Find the string "TradingView" and gather every line that holds it.

> [Extracted information]:

•••••

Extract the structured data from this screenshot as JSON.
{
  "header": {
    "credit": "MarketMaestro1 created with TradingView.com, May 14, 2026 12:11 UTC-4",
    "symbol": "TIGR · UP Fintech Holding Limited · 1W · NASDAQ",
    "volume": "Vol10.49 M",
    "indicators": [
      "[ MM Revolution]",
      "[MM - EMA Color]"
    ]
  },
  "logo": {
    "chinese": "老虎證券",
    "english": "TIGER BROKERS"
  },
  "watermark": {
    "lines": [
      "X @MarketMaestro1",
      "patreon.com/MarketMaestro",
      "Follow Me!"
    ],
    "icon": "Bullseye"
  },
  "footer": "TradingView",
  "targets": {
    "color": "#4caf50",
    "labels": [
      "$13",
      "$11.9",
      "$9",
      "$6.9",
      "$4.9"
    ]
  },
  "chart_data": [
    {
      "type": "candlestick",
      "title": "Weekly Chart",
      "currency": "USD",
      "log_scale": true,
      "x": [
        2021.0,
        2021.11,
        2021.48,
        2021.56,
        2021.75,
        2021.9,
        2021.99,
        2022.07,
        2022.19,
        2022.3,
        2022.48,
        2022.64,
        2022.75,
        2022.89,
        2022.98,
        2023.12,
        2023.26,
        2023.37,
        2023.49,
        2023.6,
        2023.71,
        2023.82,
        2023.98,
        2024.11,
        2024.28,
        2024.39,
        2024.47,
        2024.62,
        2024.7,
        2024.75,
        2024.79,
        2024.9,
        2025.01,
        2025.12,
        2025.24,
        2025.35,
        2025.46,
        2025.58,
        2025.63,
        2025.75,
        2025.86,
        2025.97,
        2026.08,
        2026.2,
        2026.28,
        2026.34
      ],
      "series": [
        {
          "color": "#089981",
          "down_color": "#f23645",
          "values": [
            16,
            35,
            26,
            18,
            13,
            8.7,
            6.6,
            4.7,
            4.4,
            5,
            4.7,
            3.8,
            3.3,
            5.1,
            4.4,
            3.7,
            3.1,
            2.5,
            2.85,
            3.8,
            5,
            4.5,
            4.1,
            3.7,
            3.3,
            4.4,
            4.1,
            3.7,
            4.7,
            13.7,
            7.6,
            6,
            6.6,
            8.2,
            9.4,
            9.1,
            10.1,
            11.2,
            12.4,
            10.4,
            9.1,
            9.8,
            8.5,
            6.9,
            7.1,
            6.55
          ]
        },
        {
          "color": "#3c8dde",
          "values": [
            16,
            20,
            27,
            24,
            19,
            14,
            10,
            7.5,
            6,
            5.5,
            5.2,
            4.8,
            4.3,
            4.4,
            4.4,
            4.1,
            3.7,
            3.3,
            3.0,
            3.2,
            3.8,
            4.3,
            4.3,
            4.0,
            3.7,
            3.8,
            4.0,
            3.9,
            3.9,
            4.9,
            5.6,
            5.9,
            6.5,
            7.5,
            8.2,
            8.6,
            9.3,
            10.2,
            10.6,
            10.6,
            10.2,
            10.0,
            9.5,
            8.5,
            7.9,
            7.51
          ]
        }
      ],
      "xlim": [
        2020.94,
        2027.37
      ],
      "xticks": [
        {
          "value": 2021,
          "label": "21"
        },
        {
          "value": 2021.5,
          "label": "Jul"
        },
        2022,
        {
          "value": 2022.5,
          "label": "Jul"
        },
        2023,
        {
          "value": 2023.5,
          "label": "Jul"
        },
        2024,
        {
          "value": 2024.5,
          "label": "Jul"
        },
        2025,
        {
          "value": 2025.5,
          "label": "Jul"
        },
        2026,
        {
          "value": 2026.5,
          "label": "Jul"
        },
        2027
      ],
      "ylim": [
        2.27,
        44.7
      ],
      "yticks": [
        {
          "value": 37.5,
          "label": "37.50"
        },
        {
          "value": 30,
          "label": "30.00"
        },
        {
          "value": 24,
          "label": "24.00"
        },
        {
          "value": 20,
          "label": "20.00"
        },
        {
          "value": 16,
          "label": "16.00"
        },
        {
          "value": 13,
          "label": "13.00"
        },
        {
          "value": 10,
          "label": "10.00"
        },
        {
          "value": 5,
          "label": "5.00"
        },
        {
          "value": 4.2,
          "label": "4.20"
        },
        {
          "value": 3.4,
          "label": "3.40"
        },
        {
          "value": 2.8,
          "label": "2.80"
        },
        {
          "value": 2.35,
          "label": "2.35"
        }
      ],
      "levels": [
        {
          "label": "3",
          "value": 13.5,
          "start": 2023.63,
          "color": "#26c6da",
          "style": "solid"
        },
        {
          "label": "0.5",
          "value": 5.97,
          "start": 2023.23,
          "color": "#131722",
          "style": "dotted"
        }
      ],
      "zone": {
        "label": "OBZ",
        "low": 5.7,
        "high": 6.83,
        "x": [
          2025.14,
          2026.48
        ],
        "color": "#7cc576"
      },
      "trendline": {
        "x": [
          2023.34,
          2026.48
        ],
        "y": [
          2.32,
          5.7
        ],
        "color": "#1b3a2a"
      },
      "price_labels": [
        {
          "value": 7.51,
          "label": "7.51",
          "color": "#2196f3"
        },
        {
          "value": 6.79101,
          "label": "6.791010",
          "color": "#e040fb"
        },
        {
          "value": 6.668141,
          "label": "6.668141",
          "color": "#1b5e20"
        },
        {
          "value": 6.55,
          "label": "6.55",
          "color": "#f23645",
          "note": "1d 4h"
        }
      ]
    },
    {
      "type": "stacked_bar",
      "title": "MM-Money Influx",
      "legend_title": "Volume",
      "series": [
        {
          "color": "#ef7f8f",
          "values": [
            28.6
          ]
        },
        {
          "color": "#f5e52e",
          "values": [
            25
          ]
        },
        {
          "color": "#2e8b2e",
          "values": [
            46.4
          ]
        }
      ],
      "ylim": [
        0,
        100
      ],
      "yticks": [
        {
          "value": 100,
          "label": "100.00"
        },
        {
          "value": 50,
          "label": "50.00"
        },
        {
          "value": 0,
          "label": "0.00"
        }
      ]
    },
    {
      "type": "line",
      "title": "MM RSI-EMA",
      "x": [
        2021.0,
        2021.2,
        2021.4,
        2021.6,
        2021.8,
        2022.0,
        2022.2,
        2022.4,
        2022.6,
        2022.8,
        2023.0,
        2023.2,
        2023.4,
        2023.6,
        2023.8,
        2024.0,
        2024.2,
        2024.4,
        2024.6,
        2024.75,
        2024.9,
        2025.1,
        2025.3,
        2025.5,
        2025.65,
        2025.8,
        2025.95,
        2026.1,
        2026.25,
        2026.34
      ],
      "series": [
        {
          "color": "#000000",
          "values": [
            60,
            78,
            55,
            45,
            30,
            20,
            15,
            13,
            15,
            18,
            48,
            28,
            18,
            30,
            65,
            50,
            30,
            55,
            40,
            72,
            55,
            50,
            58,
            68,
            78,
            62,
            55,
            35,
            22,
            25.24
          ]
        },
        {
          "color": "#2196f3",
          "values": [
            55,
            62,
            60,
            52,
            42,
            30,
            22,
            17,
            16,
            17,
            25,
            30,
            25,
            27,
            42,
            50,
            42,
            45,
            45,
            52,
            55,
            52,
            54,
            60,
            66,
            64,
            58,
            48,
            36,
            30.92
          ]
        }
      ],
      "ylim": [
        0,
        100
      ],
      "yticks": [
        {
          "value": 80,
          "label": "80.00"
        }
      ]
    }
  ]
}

•••••

> [Result of the task]:
    "credit": "MarketMaestro1 created with TradingView.com, May 14, 2026 12:11 UTC-4",
  "footer": "TradingView",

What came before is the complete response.